> Task to complete
Only lines holding the string "составляет" are wanted; copy each one from the material.

===== Entries shown =====

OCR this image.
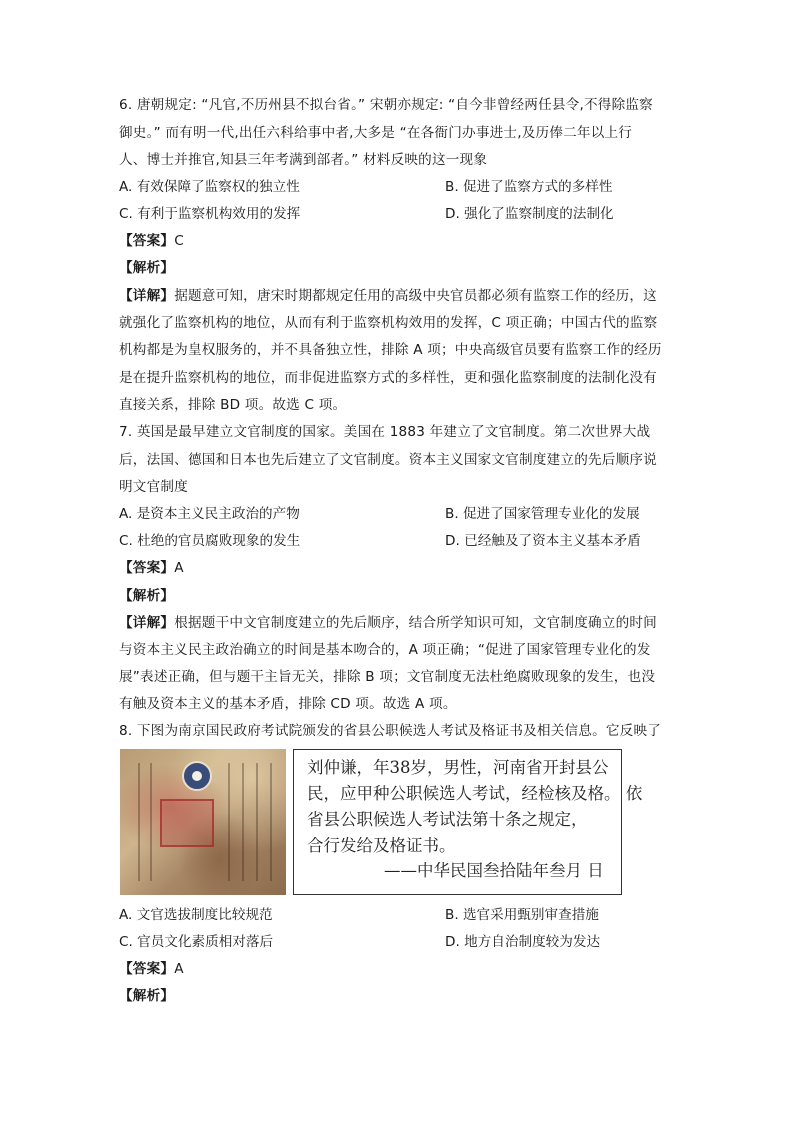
6. 唐朝规定: “凡官,不历州县不拟台省。” 宋朝亦规定: “自今非曾经两任县令,不得除监察
御史。” 而有明一代,出任六科给事中者,大多是 “在各衙门办事进士,及历俸二年以上行
人、博士并推官,知县三年考满到部者。” 材料反映的这一现象
A. 有效保障了监察权的独立性	B. 促进了监察方式的多样性
C. 有利于监察机构效用的发挥	D. 强化了监察制度的法制化
【答案】C
【解析】
【详解】据题意可知，唐宋时期都规定任用的高级中央官员都必须有监察工作的经历，这
就强化了监察机构的地位，从而有利于监察机构效用的发挥，C 项正确；中国古代的监察
机构都是为皇权服务的，并不具备独立性，排除 A 项；中央高级官员要有监察工作的经历
是在提升监察机构的地位，而非促进监察方式的多样性，更和强化监察制度的法制化没有
直接关系，排除 BD 项。故选 C 项。
7. 英国是最早建立文官制度的国家。美国在 1883 年建立了文官制度。第二次世界大战
后，法国、德国和日本也先后建立了文官制度。资本主义国家文官制度建立的先后顺序说
明文官制度
A. 是资本主义民主政治的产物	B. 促进了国家管理专业化的发展
C. 杜绝的官员腐败现象的发生	D. 已经触及了资本主义基本矛盾
【答案】A
【解析】
【详解】根据题干中文官制度建立的先后顺序，结合所学知识可知，文官制度确立的时间
与资本主义民主政治确立的时间是基本吻合的，A 项正确；“促进了国家管理专业化的发
展”表述正确，但与题干主旨无关，排除 B 项；文官制度无法杜绝腐败现象的发生，也没
有触及资本主义的基本矛盾，排除 CD 项。故选 A 项。
8. 下图为南京国民政府考试院颁发的省县公职候选人考试及格证书及相关信息。它反映了
刘仲谦，年38岁，男性，河南省开封县公
民，应甲种公职候选人考试，经检核及格。 依
省县公职候选人考试法第十条之规定，
合行发给及格证书。
——中华民国叁拾陆年叁月 日
A. 文官选拔制度比较规范	B. 选官采用甄别审查措施
C. 官员文化素质相对落后	D. 地方自治制度较为发达
【答案】A
【解析】
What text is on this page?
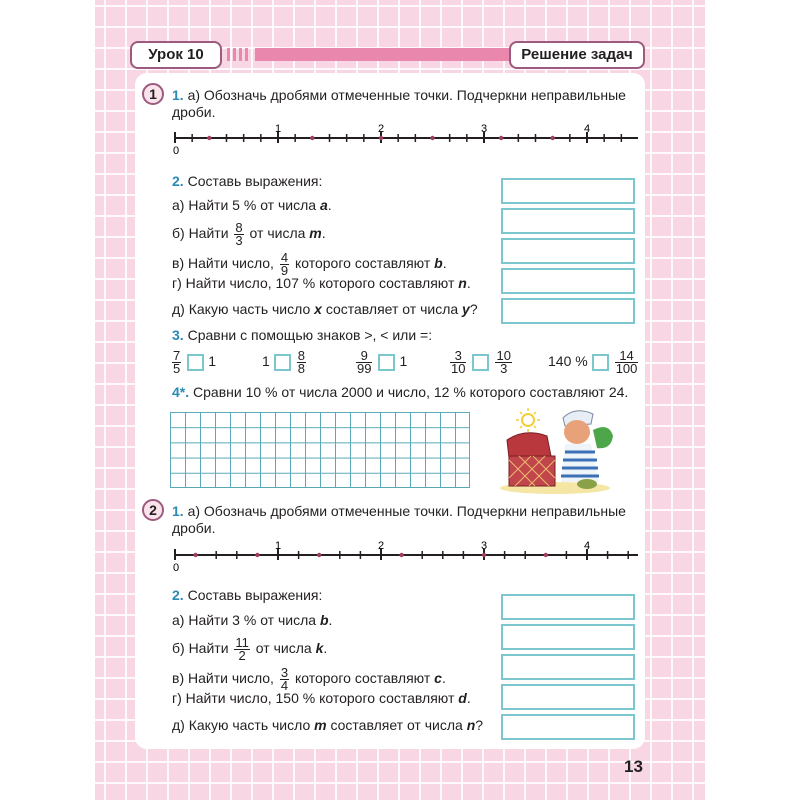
Урок 10	Решение задач
1	1. а) Обозначь дробями отмеченные точки. Подчеркни неправильные
дроби.
0
1	2	3	4
2. Составь выражения:
а) Найти 5 % от числа a.
б) Найти $\frac{8}{3}$ от числа m.
в) Найти число, $\frac{4}{9}$ которого составляют b.
г) Найти число, 107 % которого составляют n.
д) Какую часть число x составляет от числа y?
3. Сравни с помощью знаков >, < или =:
$\frac{7}{5} 1$	$1 \frac{8}{8}$	$\frac{9}{99} 1$	$\frac{3}{10} \frac{10}{3}$	140 % $\frac{14}{100}$
4*. Сравни 10 % от числа 2000 и число, 12 % которого составляют 24.
2	1. а) Обозначь дробями отмеченные точки. Подчеркни неправильные
дроби.
0
1	2	3	4
2. Составь выражения:
а) Найти 3 % от числа b.
б) Найти $\frac{11}{2}$ от числа k.
в) Найти число, $\frac{3}{4}$ которого составляют c.
г) Найти число, 150 % которого составляют d.
д) Какую часть число m составляет от числа n?
13
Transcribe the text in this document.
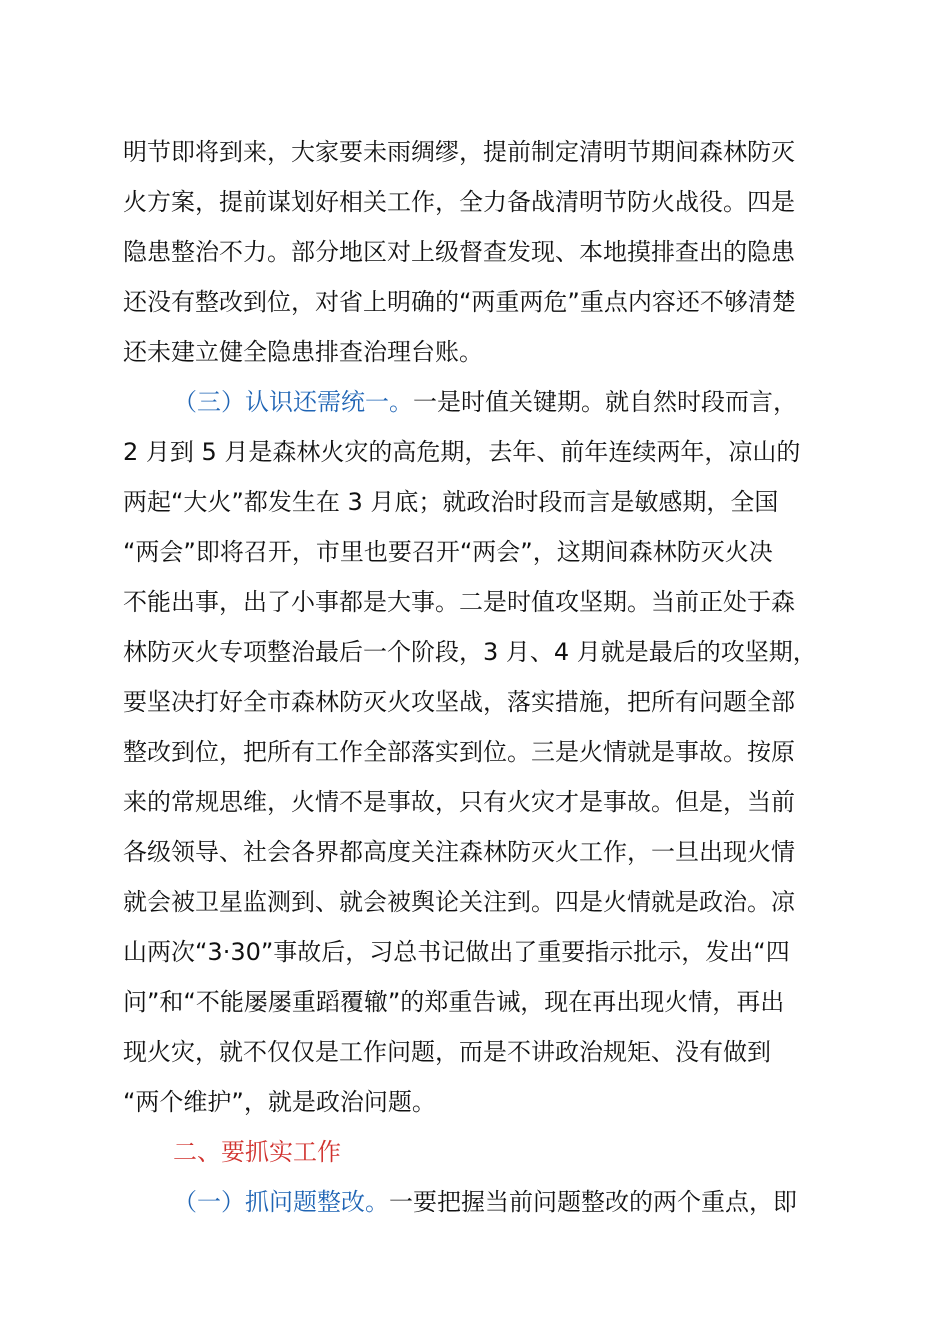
明节即将到来，大家要未雨绸缪，提前制定清明节期间森林防灭
火方案，提前谋划好相关工作，全力备战清明节防火战役。四是
隐患整治不力。部分地区对上级督查发现、本地摸排查出的隐患
还没有整改到位，对省上明确的“两重两危”重点内容还不够清楚
还未建立健全隐患排查治理台账。
（三）认识还需统一。一是时值关键期。就自然时段而言，
2 月到 5 月是森林火灾的高危期，去年、前年连续两年，凉山的
两起“大火”都发生在 3 月底；就政治时段而言是敏感期，全国
“两会”即将召开，市里也要召开“两会”，这期间森林防灭火决
不能出事，出了小事都是大事。二是时值攻坚期。当前正处于森
林防灭火专项整治最后一个阶段，3 月、4 月就是最后的攻坚期，
要坚决打好全市森林防灭火攻坚战，落实措施，把所有问题全部
整改到位，把所有工作全部落实到位。三是火情就是事故。按原
来的常规思维，火情不是事故，只有火灾才是事故。但是，当前
各级领导、社会各界都高度关注森林防灭火工作，一旦出现火情
就会被卫星监测到、就会被舆论关注到。四是火情就是政治。凉
山两次“3·30”事故后，习总书记做出了重要指示批示，发出“四
问”和“不能屡屡重蹈覆辙”的郑重告诫，现在再出现火情，再出
现火灾，就不仅仅是工作问题，而是不讲政治规矩、没有做到
“两个维护”，就是政治问题。
二、要抓实工作
（一）抓问题整改。一要把握当前问题整改的两个重点，即
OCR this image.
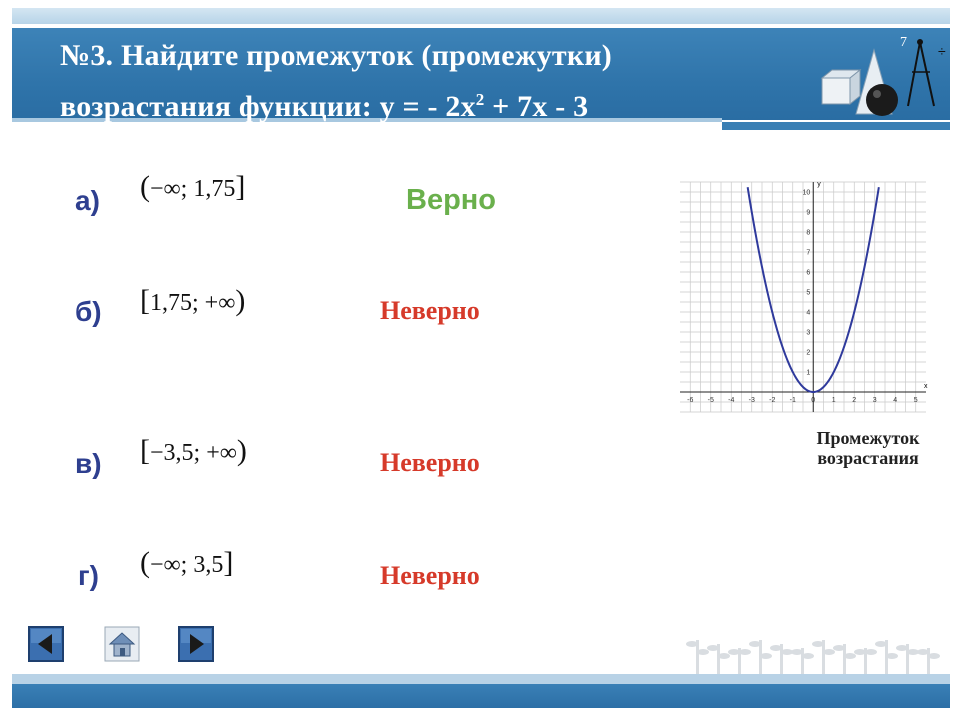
№3. Найдите промежуток (промежутки)
возрастания функции: y = - $2x^2 + 7x - 3$
7
÷
а) (−∞; 1,75]	Верно
б) [1,75; +∞)	Неверно
в) [−3,5; +∞)	Неверно
г) (−∞; 3,5]	Неверно
-6 -5 -4 -3 -2 -1 0 1 2 3 4 5
1
2
3
4
5
6
7
8
9
10
x
y
Промежуток
возрастания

=====

> Task result
д) Какую часть число x составляет от числа y?
д) Какую часть число m составляет от числа n?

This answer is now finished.